Request ▸ Which lines below hold the word "Corrected"? Copy all of them.

Task input ▸
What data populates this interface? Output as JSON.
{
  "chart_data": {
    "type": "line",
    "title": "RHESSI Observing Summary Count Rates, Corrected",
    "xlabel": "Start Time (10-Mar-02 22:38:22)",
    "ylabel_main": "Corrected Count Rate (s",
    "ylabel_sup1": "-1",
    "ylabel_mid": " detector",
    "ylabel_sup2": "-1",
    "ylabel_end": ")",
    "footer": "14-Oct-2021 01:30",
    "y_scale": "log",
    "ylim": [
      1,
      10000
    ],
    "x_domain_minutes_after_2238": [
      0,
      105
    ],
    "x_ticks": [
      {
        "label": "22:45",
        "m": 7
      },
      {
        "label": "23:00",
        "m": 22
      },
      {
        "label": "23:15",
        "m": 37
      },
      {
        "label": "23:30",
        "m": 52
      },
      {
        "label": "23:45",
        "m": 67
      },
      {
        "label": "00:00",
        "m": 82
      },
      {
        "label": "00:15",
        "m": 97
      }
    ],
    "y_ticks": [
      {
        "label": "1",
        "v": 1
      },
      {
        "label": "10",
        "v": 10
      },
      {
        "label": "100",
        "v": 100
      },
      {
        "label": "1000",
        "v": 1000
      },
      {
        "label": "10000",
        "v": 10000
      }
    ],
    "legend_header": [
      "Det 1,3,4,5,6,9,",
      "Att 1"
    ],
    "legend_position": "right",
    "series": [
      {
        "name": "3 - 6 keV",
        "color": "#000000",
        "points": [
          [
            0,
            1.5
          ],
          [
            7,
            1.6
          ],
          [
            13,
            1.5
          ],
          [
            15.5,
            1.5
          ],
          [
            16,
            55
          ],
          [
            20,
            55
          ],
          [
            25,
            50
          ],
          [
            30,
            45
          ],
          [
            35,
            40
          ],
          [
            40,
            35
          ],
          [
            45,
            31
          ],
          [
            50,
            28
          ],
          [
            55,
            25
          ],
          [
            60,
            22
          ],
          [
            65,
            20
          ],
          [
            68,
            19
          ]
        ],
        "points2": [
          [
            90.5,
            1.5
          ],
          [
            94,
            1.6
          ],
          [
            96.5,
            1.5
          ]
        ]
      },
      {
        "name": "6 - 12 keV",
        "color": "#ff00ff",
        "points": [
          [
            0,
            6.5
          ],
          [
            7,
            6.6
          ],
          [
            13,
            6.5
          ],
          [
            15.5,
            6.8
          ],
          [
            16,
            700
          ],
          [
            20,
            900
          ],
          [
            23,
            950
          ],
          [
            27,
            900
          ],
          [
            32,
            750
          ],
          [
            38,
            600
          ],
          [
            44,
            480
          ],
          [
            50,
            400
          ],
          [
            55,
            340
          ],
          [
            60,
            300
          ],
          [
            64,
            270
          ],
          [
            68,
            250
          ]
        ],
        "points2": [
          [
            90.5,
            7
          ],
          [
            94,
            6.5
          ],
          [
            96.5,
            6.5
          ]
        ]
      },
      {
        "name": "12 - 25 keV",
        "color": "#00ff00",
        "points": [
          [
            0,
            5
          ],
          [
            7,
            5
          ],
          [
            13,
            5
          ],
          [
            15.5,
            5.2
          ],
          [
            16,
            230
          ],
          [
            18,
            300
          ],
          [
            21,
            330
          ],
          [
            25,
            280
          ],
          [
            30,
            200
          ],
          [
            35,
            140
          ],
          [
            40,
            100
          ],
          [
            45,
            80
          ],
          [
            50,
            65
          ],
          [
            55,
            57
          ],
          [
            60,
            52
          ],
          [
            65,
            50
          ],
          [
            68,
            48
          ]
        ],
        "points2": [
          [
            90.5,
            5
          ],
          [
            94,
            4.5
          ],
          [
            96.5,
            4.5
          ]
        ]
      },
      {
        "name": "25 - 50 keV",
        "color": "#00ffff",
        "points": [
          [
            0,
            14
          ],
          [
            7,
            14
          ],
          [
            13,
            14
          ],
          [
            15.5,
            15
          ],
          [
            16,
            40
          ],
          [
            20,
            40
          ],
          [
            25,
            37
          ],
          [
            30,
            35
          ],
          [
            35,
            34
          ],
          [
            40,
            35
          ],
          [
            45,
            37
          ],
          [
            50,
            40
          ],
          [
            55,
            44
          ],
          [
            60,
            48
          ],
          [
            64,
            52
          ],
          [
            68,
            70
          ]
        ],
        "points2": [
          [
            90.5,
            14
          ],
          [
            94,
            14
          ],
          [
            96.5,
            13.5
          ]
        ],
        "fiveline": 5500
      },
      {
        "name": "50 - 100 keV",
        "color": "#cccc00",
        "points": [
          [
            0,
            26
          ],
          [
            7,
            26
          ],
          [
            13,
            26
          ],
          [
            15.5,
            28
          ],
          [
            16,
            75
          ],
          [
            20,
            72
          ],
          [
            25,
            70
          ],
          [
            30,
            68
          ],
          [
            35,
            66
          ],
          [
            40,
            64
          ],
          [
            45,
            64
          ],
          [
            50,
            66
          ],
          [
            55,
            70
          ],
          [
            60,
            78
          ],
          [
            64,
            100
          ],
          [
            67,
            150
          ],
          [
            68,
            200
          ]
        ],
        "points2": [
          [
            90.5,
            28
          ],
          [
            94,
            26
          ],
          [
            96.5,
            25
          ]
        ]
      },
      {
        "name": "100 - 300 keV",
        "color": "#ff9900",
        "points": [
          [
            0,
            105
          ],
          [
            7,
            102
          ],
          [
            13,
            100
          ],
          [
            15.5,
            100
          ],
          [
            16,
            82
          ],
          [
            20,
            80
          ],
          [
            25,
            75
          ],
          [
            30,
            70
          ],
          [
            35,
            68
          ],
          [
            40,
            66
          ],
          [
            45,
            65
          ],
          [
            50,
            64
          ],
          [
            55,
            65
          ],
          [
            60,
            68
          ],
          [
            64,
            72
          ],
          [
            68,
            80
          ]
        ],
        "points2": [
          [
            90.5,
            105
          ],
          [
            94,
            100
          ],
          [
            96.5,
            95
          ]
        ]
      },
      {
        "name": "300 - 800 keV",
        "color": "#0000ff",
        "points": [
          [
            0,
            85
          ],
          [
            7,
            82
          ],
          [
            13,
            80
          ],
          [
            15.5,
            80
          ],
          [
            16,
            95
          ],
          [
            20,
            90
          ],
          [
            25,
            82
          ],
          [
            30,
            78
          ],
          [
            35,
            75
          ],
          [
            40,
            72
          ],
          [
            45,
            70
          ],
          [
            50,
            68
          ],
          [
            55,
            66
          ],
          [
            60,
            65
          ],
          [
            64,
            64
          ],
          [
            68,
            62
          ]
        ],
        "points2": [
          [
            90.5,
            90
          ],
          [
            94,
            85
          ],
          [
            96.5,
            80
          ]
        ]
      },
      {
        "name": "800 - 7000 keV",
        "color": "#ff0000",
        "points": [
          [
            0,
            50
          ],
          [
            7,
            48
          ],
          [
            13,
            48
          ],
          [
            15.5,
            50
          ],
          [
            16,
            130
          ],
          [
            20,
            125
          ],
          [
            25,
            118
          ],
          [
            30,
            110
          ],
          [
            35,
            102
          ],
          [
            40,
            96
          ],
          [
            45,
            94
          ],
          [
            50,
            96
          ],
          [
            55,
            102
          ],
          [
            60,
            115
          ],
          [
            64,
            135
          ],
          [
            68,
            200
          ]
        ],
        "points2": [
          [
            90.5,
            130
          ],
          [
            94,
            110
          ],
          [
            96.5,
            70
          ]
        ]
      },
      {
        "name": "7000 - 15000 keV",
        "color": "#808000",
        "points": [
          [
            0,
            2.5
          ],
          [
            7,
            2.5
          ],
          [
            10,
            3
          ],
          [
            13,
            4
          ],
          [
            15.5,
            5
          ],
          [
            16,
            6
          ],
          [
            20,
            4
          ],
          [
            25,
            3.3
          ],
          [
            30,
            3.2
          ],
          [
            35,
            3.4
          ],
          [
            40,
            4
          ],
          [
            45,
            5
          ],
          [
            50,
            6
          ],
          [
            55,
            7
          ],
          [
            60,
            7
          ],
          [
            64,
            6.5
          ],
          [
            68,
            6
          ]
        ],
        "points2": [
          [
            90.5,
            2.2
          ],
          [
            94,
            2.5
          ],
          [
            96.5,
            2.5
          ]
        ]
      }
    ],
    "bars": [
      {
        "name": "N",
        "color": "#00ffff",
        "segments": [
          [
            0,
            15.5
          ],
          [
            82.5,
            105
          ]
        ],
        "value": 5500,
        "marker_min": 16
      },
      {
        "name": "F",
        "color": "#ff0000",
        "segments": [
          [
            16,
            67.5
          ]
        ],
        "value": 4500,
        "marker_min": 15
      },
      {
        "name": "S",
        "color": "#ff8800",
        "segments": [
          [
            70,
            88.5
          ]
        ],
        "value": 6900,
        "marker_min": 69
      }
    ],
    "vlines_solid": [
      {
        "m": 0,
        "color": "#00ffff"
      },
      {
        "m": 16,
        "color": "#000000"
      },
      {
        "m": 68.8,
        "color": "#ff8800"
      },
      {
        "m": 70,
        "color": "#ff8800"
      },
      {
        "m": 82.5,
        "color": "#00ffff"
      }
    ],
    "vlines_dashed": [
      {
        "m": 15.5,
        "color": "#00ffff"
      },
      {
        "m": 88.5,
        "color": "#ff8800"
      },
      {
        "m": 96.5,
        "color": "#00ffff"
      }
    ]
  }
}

Answer to the task ▸
    "title": "RHESSI Observing Summary Count Rates, Corrected",
    "ylabel_main": "Corrected Count Rate (s",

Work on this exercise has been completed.